- [Dataset extract]:
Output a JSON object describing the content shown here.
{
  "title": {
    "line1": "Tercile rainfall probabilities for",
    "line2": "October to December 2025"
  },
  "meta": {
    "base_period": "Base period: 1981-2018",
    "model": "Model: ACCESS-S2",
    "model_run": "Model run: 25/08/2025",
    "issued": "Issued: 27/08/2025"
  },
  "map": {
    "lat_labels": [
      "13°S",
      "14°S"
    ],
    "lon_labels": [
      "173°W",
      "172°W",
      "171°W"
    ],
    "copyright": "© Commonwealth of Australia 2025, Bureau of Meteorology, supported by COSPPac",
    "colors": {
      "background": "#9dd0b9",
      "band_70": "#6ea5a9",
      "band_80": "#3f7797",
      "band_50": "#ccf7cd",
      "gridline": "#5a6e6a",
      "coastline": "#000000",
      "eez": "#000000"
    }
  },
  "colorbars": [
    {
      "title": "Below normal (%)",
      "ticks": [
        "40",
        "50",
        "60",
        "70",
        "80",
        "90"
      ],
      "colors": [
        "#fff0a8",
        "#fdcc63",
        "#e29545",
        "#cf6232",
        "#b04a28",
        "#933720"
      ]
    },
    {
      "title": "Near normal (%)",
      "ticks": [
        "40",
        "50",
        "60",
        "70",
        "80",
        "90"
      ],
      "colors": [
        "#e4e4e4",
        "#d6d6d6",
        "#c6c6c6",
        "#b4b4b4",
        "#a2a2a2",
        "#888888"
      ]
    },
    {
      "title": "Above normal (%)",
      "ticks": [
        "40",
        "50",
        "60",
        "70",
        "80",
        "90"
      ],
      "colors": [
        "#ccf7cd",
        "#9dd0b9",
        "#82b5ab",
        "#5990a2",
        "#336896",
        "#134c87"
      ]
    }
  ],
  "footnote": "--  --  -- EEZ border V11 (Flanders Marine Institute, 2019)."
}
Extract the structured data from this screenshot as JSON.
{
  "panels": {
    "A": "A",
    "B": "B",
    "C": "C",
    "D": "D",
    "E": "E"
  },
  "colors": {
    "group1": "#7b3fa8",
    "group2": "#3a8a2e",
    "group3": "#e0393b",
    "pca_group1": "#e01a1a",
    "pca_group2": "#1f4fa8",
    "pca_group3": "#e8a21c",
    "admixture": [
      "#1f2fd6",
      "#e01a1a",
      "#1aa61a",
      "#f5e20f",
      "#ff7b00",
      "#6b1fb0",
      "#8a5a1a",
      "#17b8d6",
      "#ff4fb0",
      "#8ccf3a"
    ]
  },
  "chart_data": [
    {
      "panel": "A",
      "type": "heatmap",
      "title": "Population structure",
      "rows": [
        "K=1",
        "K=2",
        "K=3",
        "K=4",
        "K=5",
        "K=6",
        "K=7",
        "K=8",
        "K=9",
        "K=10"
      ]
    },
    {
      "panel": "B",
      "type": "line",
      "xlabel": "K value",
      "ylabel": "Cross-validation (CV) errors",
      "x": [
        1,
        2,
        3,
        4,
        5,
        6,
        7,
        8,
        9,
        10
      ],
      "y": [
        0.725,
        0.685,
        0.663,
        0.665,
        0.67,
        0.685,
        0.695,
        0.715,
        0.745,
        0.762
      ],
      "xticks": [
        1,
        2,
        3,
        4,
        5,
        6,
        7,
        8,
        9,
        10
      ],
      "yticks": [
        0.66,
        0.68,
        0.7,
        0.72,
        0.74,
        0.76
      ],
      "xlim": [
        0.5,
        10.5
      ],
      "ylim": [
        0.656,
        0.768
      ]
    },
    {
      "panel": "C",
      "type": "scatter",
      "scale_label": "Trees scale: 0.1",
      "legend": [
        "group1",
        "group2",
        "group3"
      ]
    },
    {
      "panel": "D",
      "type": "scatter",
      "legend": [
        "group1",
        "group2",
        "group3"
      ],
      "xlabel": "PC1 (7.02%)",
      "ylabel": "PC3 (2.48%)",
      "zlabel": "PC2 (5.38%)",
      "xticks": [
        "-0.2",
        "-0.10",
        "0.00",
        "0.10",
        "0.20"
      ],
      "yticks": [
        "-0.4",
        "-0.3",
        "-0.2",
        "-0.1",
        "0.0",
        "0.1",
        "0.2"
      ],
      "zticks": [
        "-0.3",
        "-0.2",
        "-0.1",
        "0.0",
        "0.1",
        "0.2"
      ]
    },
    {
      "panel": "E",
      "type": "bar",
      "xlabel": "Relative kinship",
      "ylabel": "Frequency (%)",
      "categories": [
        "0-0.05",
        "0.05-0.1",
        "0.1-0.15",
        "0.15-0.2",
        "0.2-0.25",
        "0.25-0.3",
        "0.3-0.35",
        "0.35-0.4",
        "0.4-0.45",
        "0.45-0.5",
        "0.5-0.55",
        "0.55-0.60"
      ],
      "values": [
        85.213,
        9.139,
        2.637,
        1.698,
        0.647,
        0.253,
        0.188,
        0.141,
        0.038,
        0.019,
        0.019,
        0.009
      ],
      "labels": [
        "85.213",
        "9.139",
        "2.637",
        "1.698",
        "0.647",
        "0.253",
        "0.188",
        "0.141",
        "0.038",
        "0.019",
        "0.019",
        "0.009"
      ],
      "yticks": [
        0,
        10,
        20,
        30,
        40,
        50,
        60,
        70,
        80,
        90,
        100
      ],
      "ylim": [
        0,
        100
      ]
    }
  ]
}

- [Task instructions]:
Go through the listing and copy all of it exactly.

- [Answer for this exercise]:
Output a JSON object describing the content shown here.
{
  "title": {
    "line1": "Tercile rainfall probabilities for",
    "line2": "October to December 2025"
  },
  "meta": {
    "base_period": "Base period: 1981-2018",
    "model": "Model: ACCESS-S2",
    "model_run": "Model run: 25/08/2025",
    "issued": "Issued: 27/08/2025"
  },
  "map": {
    "lat_labels": [
      "13°S",
      "14°S"
    ],
    "lon_labels": [
      "173°W",
      "172°W",
      "171°W"
    ],
    "copyright": "© Commonwealth of Australia 2025, Bureau of Meteorology, supported by COSPPac",
    "colors": {
      "background": "#9dd0b9",
      "band_70": "#6ea5a9",
      "band_80": "#3f7797",
      "band_50": "#ccf7cd",
      "gridline": "#5a6e6a",
      "coastline": "#000000",
      "eez": "#000000"
    }
  },
  "colorbars": [
    {
      "title": "Below normal (%)",
      "ticks": [
        "40",
        "50",
        "60",
        "70",
        "80",
        "90"
      ],
      "colors": [
        "#fff0a8",
        "#fdcc63",
        "#e29545",
        "#cf6232",
        "#b04a28",
        "#933720"
      ]
    },
    {
      "title": "Near normal (%)",
      "ticks": [
        "40",
        "50",
        "60",
        "70",
        "80",
        "90"
      ],
      "colors": [
        "#e4e4e4",
        "#d6d6d6",
        "#c6c6c6",
        "#b4b4b4",
        "#a2a2a2",
        "#888888"
      ]
    },
    {
      "title": "Above normal (%)",
      "ticks": [
        "40",
        "50",
        "60",
        "70",
        "80",
        "90"
      ],
      "colors": [
        "#ccf7cd",
        "#9dd0b9",
        "#82b5ab",
        "#5990a2",
        "#336896",
        "#134c87"
      ]
    }
  ],
  "footnote": "--  --  -- EEZ border V11 (Flanders Marine Institute, 2019)."
}
Extract the structured data from this screenshot as JSON.
{
  "panels": {
    "A": "A",
    "B": "B",
    "C": "C",
    "D": "D",
    "E": "E"
  },
  "colors": {
    "group1": "#7b3fa8",
    "group2": "#3a8a2e",
    "group3": "#e0393b",
    "pca_group1": "#e01a1a",
    "pca_group2": "#1f4fa8",
    "pca_group3": "#e8a21c",
    "admixture": [
      "#1f2fd6",
      "#e01a1a",
      "#1aa61a",
      "#f5e20f",
      "#ff7b00",
      "#6b1fb0",
      "#8a5a1a",
      "#17b8d6",
      "#ff4fb0",
      "#8ccf3a"
    ]
  },
  "chart_data": [
    {
      "panel": "A",
      "type": "heatmap",
      "title": "Population structure",
      "rows": [
        "K=1",
        "K=2",
        "K=3",
        "K=4",
        "K=5",
        "K=6",
        "K=7",
        "K=8",
        "K=9",
        "K=10"
      ]
    },
    {
      "panel": "B",
      "type": "line",
      "xlabel": "K value",
      "ylabel": "Cross-validation (CV) errors",
      "x": [
        1,
        2,
        3,
        4,
        5,
        6,
        7,
        8,
        9,
        10
      ],
      "y": [
        0.725,
        0.685,
        0.663,
        0.665,
        0.67,
        0.685,
        0.695,
        0.715,
        0.745,
        0.762
      ],
      "xticks": [
        1,
        2,
        3,
        4,
        5,
        6,
        7,
        8,
        9,
        10
      ],
      "yticks": [
        0.66,
        0.68,
        0.7,
        0.72,
        0.74,
        0.76
      ],
      "xlim": [
        0.5,
        10.5
      ],
      "ylim": [
        0.656,
        0.768
      ]
    },
    {
      "panel": "C",
      "type": "scatter",
      "scale_label": "Trees scale: 0.1",
      "legend": [
        "group1",
        "group2",
        "group3"
      ]
    },
    {
      "panel": "D",
      "type": "scatter",
      "legend": [
        "group1",
        "group2",
        "group3"
      ],
      "xlabel": "PC1 (7.02%)",
      "ylabel": "PC3 (2.48%)",
      "zlabel": "PC2 (5.38%)",
      "xticks": [
        "-0.2",
        "-0.10",
        "0.00",
        "0.10",
        "0.20"
      ],
      "yticks": [
        "-0.4",
        "-0.3",
        "-0.2",
        "-0.1",
        "0.0",
        "0.1",
        "0.2"
      ],
      "zticks": [
        "-0.3",
        "-0.2",
        "-0.1",
        "0.0",
        "0.1",
        "0.2"
      ]
    },
    {
      "panel": "E",
      "type": "bar",
      "xlabel": "Relative kinship",
      "ylabel": "Frequency (%)",
      "categories": [
        "0-0.05",
        "0.05-0.1",
        "0.1-0.15",
        "0.15-0.2",
        "0.2-0.25",
        "0.25-0.3",
        "0.3-0.35",
        "0.35-0.4",
        "0.4-0.45",
        "0.45-0.5",
        "0.5-0.55",
        "0.55-0.60"
      ],
      "values": [
        85.213,
        9.139,
        2.637,
        1.698,
        0.647,
        0.253,
        0.188,
        0.141,
        0.038,
        0.019,
        0.019,
        0.009
      ],
      "labels": [
        "85.213",
        "9.139",
        "2.637",
        "1.698",
        "0.647",
        "0.253",
        "0.188",
        "0.141",
        "0.038",
        "0.019",
        "0.019",
        "0.009"
      ],
      "yticks": [
        0,
        10,
        20,
        30,
        40,
        50,
        60,
        70,
        80,
        90,
        100
      ],
      "ylim": [
        0,
        100
      ]
    }
  ]
}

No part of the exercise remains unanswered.